Lines of data:

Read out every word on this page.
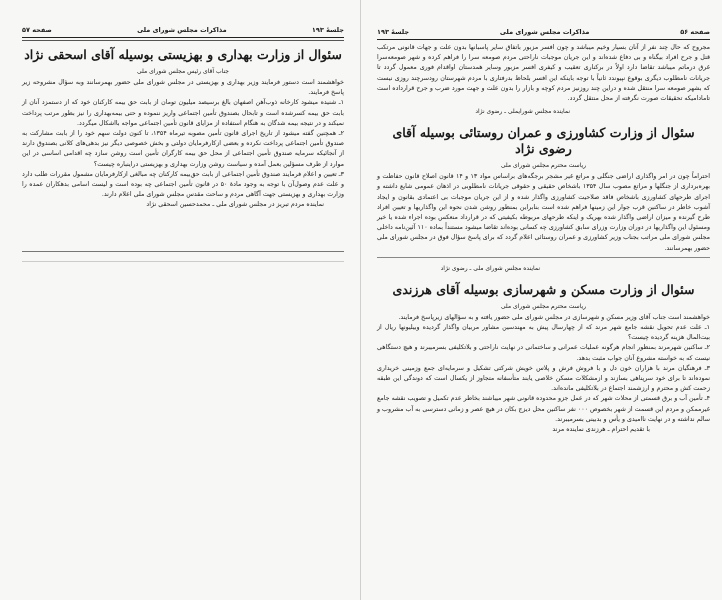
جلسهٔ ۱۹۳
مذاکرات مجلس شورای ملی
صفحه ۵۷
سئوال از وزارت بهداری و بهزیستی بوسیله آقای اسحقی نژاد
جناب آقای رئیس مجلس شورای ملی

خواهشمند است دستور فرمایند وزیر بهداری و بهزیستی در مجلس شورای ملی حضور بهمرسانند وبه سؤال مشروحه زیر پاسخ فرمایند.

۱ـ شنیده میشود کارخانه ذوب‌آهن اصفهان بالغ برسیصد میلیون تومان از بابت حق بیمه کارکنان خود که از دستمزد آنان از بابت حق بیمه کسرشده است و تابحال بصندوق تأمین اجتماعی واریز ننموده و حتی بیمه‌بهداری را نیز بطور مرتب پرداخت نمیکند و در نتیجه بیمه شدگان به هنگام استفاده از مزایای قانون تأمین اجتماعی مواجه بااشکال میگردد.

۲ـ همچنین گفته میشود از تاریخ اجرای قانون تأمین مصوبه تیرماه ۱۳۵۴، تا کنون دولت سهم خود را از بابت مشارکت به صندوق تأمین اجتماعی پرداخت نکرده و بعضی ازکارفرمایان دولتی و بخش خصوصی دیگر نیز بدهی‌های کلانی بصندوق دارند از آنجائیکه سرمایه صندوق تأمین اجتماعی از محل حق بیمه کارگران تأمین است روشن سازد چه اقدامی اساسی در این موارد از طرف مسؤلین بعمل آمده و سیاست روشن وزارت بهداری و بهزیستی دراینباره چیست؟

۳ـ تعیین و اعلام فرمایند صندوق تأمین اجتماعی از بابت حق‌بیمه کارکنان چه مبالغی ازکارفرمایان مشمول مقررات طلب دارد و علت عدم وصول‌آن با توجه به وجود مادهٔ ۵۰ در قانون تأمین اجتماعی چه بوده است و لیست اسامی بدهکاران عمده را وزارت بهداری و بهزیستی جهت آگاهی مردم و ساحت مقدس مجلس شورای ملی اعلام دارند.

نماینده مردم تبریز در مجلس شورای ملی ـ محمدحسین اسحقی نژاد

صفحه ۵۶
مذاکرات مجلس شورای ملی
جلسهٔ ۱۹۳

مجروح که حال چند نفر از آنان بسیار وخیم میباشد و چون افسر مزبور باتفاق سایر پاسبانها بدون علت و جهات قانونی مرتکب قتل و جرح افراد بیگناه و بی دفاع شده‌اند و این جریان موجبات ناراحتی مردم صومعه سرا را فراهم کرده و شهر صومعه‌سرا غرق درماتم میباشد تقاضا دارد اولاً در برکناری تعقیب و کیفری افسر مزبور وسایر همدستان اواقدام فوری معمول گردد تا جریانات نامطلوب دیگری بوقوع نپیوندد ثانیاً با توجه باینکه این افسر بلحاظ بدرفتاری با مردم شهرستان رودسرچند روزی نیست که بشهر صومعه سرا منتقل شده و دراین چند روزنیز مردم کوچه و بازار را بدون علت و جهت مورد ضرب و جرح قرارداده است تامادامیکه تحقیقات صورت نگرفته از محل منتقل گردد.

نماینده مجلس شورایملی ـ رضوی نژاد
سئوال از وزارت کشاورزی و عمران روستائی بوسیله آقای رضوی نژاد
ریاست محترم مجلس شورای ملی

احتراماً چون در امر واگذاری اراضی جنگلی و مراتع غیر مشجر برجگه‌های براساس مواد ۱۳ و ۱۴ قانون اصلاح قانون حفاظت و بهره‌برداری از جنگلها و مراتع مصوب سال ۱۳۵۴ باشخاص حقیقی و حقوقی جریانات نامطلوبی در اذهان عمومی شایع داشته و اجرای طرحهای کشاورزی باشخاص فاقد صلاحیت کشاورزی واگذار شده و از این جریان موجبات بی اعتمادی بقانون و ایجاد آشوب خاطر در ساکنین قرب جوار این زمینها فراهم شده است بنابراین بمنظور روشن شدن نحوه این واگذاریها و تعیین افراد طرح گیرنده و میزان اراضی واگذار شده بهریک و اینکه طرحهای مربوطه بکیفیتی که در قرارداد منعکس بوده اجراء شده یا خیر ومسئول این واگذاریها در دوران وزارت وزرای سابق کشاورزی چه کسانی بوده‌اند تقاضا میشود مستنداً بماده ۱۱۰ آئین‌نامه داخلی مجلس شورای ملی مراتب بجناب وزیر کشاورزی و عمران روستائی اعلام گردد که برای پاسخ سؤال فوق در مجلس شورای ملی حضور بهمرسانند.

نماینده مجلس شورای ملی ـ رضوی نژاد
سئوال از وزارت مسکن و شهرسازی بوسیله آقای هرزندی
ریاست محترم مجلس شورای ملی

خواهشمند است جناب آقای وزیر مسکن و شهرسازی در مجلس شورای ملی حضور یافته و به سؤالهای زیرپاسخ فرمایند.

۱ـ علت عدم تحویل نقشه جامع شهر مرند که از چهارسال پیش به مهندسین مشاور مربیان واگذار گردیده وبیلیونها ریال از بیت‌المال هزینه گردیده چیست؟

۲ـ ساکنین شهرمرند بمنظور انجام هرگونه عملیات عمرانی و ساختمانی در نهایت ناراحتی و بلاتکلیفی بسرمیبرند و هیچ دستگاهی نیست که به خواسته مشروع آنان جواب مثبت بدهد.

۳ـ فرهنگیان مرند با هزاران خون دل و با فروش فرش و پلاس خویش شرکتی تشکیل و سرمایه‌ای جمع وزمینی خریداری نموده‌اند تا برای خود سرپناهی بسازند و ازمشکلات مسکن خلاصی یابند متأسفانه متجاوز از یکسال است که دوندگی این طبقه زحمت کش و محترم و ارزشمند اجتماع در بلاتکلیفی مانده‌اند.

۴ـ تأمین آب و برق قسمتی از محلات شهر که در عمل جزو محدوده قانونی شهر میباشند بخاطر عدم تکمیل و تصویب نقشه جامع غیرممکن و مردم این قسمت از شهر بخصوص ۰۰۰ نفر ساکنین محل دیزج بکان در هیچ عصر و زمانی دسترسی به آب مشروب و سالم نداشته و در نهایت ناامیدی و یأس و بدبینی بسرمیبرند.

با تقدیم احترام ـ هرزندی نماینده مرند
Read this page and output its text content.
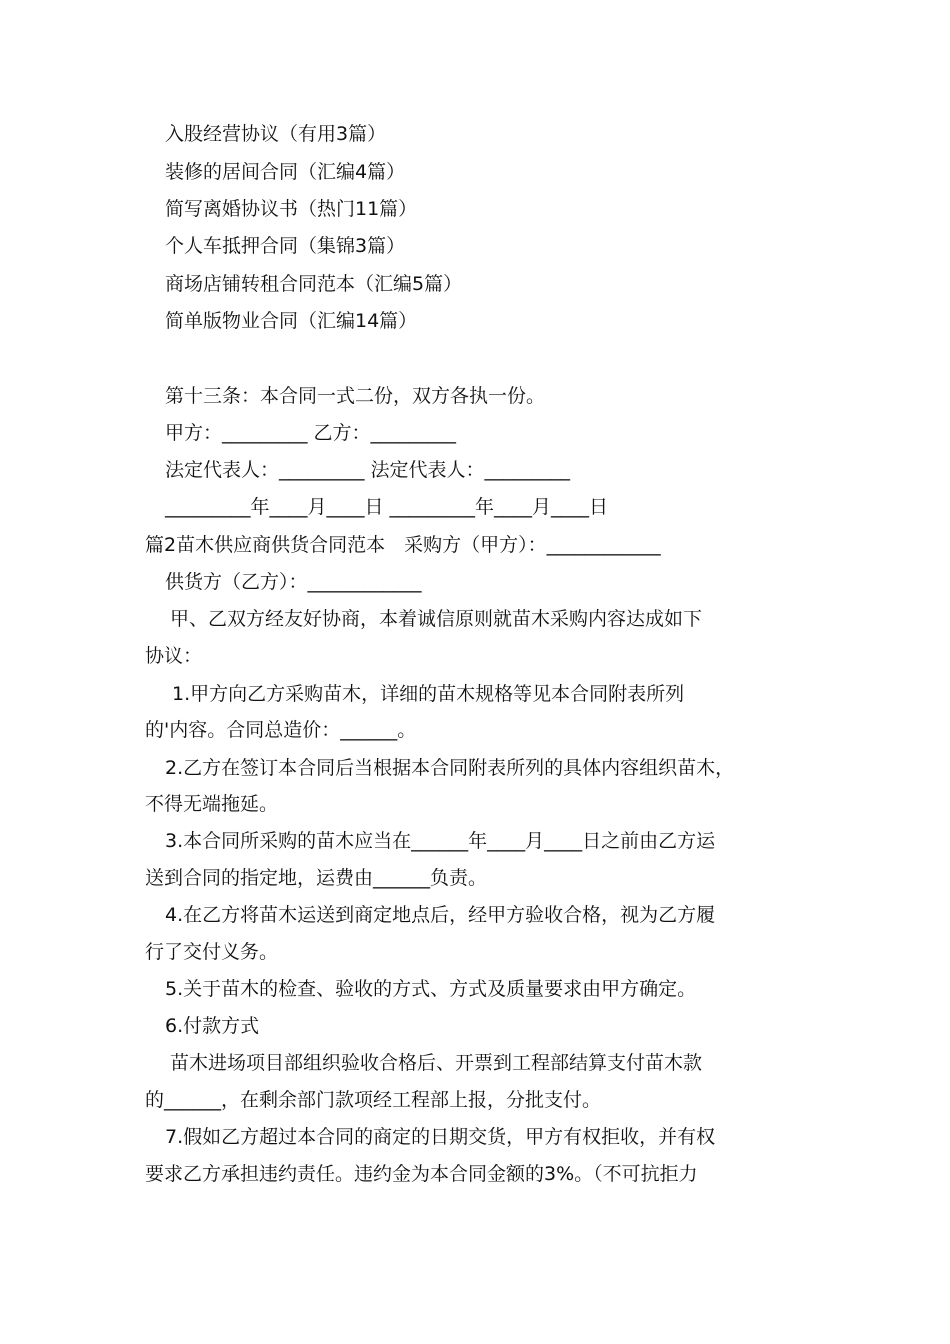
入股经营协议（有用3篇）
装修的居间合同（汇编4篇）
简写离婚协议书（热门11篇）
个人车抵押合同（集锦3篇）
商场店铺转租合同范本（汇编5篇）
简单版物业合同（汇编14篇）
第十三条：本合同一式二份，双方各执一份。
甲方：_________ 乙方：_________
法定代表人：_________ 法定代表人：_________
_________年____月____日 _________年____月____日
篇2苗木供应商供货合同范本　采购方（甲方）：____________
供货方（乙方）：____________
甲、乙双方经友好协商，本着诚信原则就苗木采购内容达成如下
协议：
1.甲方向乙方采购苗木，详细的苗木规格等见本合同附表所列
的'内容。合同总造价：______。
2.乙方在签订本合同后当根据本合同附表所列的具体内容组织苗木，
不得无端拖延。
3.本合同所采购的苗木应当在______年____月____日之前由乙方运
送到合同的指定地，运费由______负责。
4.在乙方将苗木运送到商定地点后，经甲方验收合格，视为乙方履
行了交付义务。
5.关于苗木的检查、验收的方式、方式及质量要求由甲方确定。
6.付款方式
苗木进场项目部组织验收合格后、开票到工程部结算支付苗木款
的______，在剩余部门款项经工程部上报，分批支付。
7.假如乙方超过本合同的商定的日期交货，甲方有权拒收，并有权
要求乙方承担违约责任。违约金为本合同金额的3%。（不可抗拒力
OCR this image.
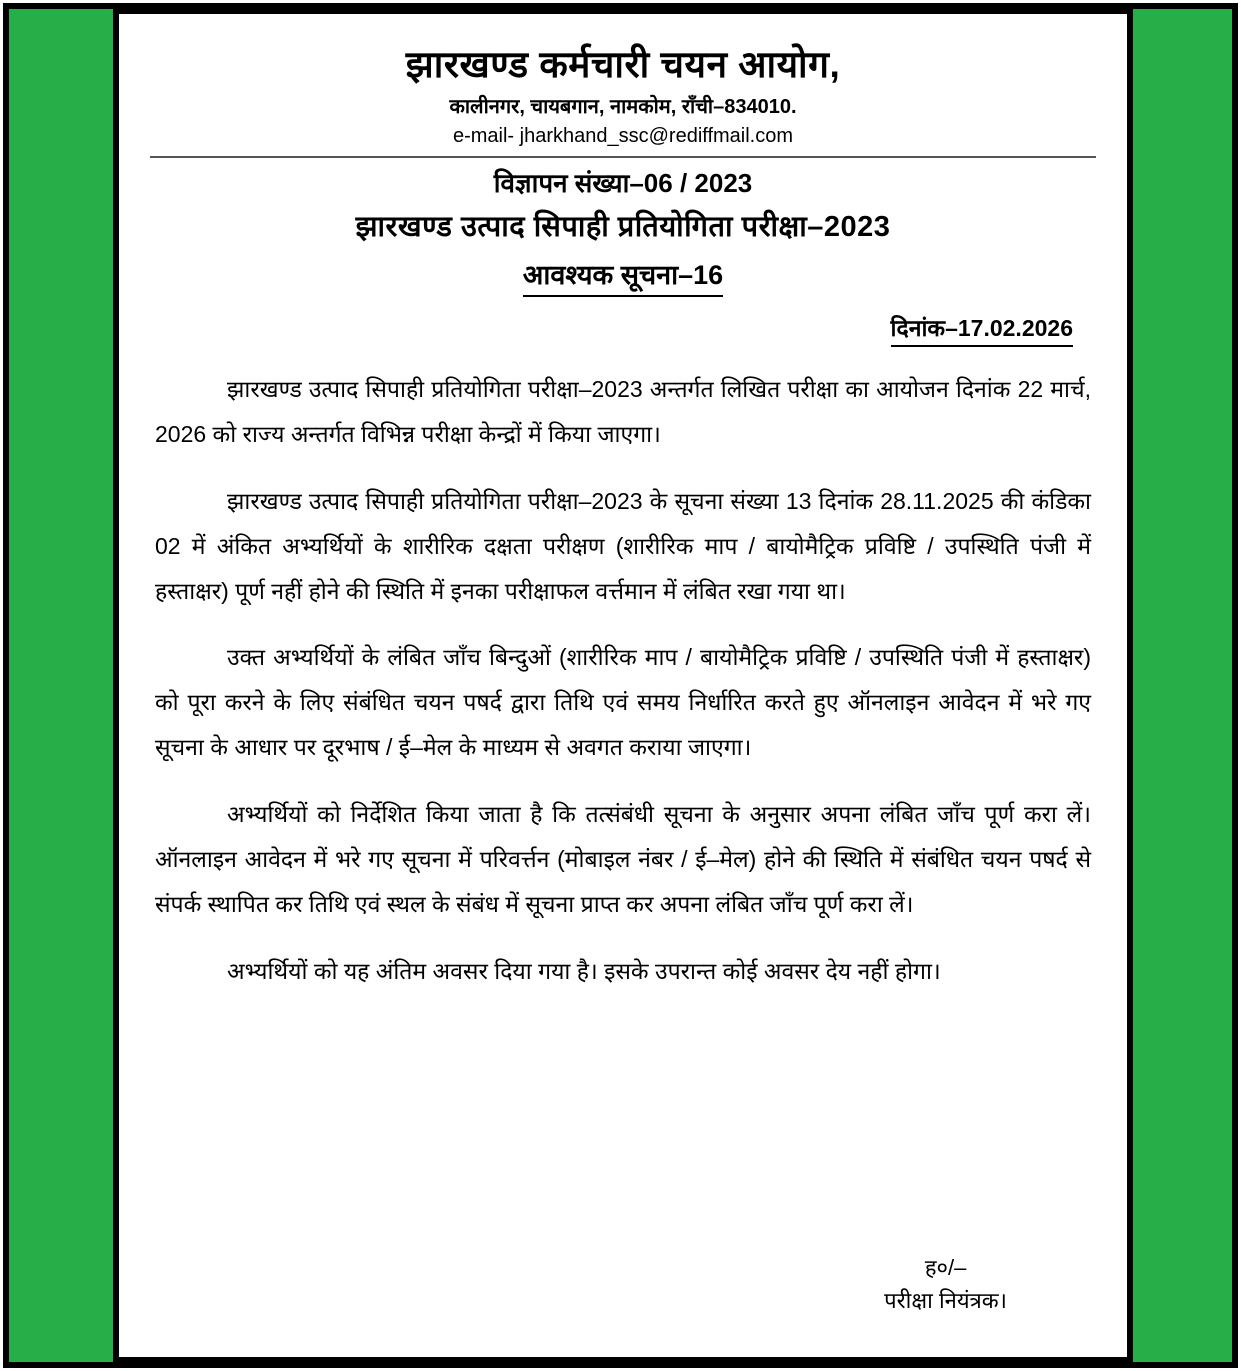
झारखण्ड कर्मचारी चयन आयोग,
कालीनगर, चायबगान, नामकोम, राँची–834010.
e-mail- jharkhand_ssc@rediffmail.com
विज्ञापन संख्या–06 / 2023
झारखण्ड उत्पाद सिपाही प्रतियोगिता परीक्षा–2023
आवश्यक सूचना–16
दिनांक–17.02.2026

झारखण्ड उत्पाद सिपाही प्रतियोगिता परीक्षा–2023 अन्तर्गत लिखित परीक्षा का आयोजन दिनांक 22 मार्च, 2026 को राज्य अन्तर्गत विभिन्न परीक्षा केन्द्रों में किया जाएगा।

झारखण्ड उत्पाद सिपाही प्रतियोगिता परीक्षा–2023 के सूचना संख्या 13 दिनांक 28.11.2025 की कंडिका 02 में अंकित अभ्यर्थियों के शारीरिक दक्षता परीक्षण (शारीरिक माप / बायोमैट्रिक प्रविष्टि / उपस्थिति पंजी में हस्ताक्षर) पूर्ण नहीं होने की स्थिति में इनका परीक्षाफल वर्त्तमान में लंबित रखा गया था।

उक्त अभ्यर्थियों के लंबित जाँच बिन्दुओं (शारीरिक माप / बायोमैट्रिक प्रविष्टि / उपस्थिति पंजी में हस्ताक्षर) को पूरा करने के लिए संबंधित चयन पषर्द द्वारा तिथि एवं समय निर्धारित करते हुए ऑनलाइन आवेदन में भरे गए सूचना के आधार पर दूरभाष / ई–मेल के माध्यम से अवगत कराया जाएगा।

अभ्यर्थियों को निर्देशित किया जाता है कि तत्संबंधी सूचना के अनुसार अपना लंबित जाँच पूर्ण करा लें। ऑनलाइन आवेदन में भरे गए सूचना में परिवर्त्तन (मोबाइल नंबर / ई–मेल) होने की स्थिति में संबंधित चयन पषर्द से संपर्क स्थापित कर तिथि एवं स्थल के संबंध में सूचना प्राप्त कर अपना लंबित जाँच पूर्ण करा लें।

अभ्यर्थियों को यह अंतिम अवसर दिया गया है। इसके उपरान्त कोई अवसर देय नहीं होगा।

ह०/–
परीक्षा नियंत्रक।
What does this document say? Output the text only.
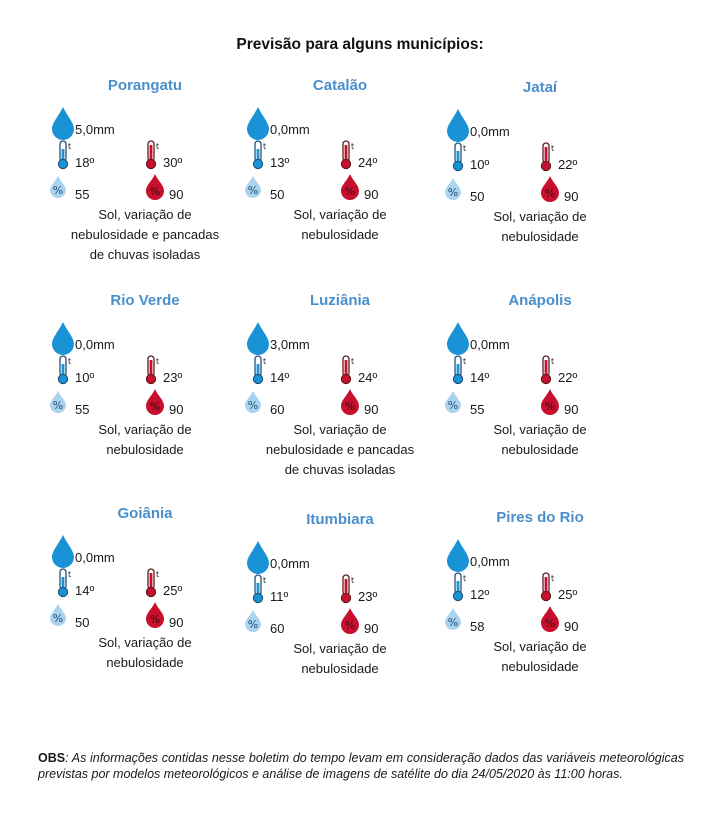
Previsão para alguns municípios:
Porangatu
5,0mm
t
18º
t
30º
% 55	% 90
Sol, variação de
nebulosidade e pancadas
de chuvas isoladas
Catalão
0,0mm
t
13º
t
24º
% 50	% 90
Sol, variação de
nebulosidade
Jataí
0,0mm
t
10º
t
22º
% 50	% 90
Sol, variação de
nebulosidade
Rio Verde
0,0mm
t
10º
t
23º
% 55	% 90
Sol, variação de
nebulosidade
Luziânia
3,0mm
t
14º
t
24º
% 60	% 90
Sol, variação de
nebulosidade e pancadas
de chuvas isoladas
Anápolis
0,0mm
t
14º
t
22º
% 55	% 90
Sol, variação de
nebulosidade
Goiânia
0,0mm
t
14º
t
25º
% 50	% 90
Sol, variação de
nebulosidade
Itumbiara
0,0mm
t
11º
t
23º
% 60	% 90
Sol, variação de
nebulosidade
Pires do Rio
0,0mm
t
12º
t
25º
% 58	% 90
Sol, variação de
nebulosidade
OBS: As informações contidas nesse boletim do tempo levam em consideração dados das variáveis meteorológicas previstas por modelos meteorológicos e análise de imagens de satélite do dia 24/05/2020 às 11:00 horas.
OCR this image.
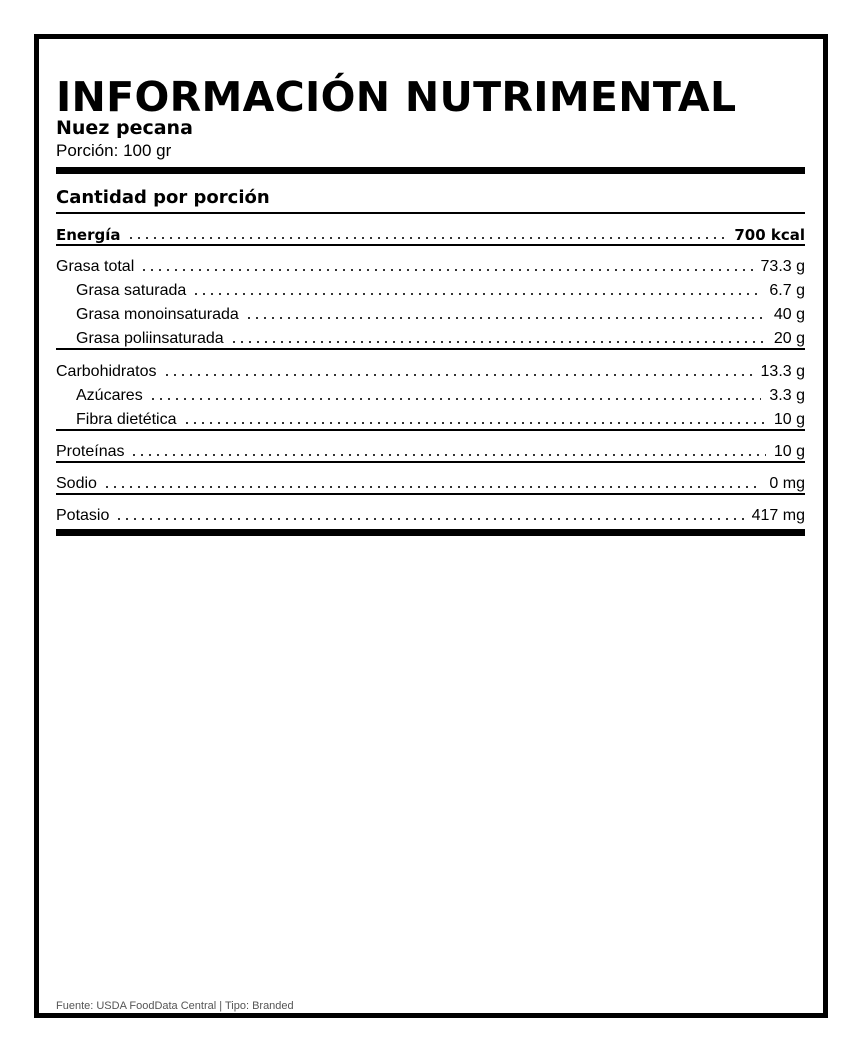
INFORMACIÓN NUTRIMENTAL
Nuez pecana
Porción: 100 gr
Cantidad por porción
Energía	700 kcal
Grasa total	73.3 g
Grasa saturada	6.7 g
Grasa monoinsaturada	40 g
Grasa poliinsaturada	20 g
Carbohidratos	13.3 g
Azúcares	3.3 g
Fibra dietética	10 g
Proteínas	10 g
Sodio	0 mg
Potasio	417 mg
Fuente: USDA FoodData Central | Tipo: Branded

What you should do. Return each line in the records that holds the string "رضوی".

Solution.
نماینده مجلس شورایملی ـ رضوی نژاد
سئوال از وزارت کشاورزی و عمران روستائی بوسیله آقای رضوی نژاد
نماینده مجلس شورای ملی ـ رضوی نژاد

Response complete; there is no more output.